* Task item *
Every entry that appears below is to be output exactly.

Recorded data
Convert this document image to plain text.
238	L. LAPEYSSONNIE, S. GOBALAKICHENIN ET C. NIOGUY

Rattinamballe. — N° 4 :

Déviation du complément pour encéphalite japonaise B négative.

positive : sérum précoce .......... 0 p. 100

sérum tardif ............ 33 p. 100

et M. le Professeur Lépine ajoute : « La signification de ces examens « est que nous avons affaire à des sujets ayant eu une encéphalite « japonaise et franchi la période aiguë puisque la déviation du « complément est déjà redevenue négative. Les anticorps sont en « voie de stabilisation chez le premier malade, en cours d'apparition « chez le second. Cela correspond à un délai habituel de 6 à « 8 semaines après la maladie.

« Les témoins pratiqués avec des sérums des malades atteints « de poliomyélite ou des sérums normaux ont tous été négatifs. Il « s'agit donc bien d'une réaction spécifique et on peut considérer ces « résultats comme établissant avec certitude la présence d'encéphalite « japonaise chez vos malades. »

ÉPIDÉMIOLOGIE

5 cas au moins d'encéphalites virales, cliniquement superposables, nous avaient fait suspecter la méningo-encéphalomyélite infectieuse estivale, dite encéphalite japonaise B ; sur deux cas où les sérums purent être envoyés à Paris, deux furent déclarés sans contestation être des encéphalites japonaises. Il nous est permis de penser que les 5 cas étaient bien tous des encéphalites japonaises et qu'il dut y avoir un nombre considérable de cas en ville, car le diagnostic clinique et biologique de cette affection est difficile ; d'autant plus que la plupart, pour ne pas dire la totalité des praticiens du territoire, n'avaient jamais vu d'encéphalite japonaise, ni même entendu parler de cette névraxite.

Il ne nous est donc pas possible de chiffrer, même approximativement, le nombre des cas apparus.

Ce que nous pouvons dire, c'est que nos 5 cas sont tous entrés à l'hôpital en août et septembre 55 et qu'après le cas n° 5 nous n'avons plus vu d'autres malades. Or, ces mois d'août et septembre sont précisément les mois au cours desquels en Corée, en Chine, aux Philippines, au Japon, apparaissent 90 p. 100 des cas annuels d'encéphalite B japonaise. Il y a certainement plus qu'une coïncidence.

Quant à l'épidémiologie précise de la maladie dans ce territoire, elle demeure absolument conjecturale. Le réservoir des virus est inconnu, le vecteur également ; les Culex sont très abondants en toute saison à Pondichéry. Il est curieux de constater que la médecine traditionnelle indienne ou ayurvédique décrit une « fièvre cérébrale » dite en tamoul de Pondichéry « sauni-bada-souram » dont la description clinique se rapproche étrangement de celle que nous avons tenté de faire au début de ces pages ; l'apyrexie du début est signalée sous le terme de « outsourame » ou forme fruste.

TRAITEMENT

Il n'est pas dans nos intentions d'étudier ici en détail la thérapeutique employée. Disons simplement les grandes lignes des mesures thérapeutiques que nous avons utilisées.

* Your solution *
Convert this document image to plain text.
238	L. LAPEYSSONNIE, S. GOBALAKICHENIN ET C. NIOGUY

Rattinamballe. — N° 4 :

Déviation du complément pour encéphalite japonaise B négative.

positive : sérum précoce .......... 0 p. 100

sérum tardif ............ 33 p. 100

et M. le Professeur Lépine ajoute : « La signification de ces examens « est que nous avons affaire à des sujets ayant eu une encéphalite « japonaise et franchi la période aiguë puisque la déviation du « complément est déjà redevenue négative. Les anticorps sont en « voie de stabilisation chez le premier malade, en cours d'apparition « chez le second. Cela correspond à un délai habituel de 6 à « 8 semaines après la maladie.

« Les témoins pratiqués avec des sérums des malades atteints « de poliomyélite ou des sérums normaux ont tous été négatifs. Il « s'agit donc bien d'une réaction spécifique et on peut considérer ces « résultats comme établissant avec certitude la présence d'encéphalite « japonaise chez vos malades. »

ÉPIDÉMIOLOGIE

5 cas au moins d'encéphalites virales, cliniquement superposables, nous avaient fait suspecter la méningo-encéphalomyélite infectieuse estivale, dite encéphalite japonaise B ; sur deux cas où les sérums purent être envoyés à Paris, deux furent déclarés sans contestation être des encéphalites japonaises. Il nous est permis de penser que les 5 cas étaient bien tous des encéphalites japonaises et qu'il dut y avoir un nombre considérable de cas en ville, car le diagnostic clinique et biologique de cette affection est difficile ; d'autant plus que la plupart, pour ne pas dire la totalité des praticiens du territoire, n'avaient jamais vu d'encéphalite japonaise, ni même entendu parler de cette névraxite.

Il ne nous est donc pas possible de chiffrer, même approximativement, le nombre des cas apparus.

Ce que nous pouvons dire, c'est que nos 5 cas sont tous entrés à l'hôpital en août et septembre 55 et qu'après le cas n° 5 nous n'avons plus vu d'autres malades. Or, ces mois d'août et septembre sont précisément les mois au cours desquels en Corée, en Chine, aux Philippines, au Japon, apparaissent 90 p. 100 des cas annuels d'encéphalite B japonaise. Il y a certainement plus qu'une coïncidence.

Quant à l'épidémiologie précise de la maladie dans ce territoire, elle demeure absolument conjecturale. Le réservoir des virus est inconnu, le vecteur également ; les Culex sont très abondants en toute saison à Pondichéry. Il est curieux de constater que la médecine traditionnelle indienne ou ayurvédique décrit une « fièvre cérébrale » dite en tamoul de Pondichéry « sauni-bada-souram » dont la description clinique se rapproche étrangement de celle que nous avons tenté de faire au début de ces pages ; l'apyrexie du début est signalée sous le terme de « outsourame » ou forme fruste.

TRAITEMENT

Il n'est pas dans nos intentions d'étudier ici en détail la thérapeutique employée. Disons simplement les grandes lignes des mesures thérapeutiques que nous avons utilisées.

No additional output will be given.